What you should do
Copy every line below exactly.

Exercise data
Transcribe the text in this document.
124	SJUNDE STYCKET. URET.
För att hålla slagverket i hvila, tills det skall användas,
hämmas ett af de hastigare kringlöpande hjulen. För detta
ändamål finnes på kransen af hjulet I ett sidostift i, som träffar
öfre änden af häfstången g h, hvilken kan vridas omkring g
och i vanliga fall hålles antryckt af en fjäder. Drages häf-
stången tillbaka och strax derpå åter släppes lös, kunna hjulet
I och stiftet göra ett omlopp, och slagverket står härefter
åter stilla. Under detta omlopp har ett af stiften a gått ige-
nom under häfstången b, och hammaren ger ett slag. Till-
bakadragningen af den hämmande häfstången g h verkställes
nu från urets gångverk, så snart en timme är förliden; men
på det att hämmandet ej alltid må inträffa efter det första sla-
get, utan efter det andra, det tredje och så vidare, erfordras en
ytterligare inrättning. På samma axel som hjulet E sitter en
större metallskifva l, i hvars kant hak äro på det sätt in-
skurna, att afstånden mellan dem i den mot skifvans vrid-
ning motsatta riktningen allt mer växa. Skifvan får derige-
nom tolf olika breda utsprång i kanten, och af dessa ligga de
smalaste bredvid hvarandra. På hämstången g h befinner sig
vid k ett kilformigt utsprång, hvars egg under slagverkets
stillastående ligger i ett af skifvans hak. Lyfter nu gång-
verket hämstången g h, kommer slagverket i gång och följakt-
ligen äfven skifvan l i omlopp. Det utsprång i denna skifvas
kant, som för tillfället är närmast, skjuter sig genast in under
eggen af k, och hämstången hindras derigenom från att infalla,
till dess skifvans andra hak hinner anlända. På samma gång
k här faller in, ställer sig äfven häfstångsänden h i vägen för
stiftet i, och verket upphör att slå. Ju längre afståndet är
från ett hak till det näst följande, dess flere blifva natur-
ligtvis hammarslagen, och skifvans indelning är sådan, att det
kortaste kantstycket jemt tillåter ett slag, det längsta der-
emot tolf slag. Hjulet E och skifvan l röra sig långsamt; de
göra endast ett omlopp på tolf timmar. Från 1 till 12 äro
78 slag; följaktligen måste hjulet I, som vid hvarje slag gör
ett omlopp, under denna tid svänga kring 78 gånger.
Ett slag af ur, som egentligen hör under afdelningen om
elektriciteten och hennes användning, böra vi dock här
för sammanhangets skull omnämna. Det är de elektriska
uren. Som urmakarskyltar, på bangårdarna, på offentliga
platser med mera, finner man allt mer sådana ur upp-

Answer to this task
Transcribe the text in this document.
124	SJUNDE STYCKET. URET.
För att hålla slagverket i hvila, tills det skall användas,
hämmas ett af de hastigare kringlöpande hjulen. För detta
ändamål finnes på kransen af hjulet I ett sidostift i, som träffar
öfre änden af häfstången g h, hvilken kan vridas omkring g
och i vanliga fall hålles antryckt af en fjäder. Drages häf-
stången tillbaka och strax derpå åter släppes lös, kunna hjulet
I och stiftet göra ett omlopp, och slagverket står härefter
åter stilla. Under detta omlopp har ett af stiften a gått ige-
nom under häfstången b, och hammaren ger ett slag. Till-
bakadragningen af den hämmande häfstången g h verkställes
nu från urets gångverk, så snart en timme är förliden; men
på det att hämmandet ej alltid må inträffa efter det första sla-
get, utan efter det andra, det tredje och så vidare, erfordras en
ytterligare inrättning. På samma axel som hjulet E sitter en
större metallskifva l, i hvars kant hak äro på det sätt in-
skurna, att afstånden mellan dem i den mot skifvans vrid-
ning motsatta riktningen allt mer växa. Skifvan får derige-
nom tolf olika breda utsprång i kanten, och af dessa ligga de
smalaste bredvid hvarandra. På hämstången g h befinner sig
vid k ett kilformigt utsprång, hvars egg under slagverkets
stillastående ligger i ett af skifvans hak. Lyfter nu gång-
verket hämstången g h, kommer slagverket i gång och följakt-
ligen äfven skifvan l i omlopp. Det utsprång i denna skifvas
kant, som för tillfället är närmast, skjuter sig genast in under
eggen af k, och hämstången hindras derigenom från att infalla,
till dess skifvans andra hak hinner anlända. På samma gång
k här faller in, ställer sig äfven häfstångsänden h i vägen för
stiftet i, och verket upphör att slå. Ju längre afståndet är
från ett hak till det näst följande, dess flere blifva natur-
ligtvis hammarslagen, och skifvans indelning är sådan, att det
kortaste kantstycket jemt tillåter ett slag, det längsta der-
emot tolf slag. Hjulet E och skifvan l röra sig långsamt; de
göra endast ett omlopp på tolf timmar. Från 1 till 12 äro
78 slag; följaktligen måste hjulet I, som vid hvarje slag gör
ett omlopp, under denna tid svänga kring 78 gånger.
Ett slag af ur, som egentligen hör under afdelningen om
elektriciteten och hennes användning, böra vi dock här
för sammanhangets skull omnämna. Det är de elektriska
uren. Som urmakarskyltar, på bangårdarna, på offentliga
platser med mera, finner man allt mer sådana ur upp-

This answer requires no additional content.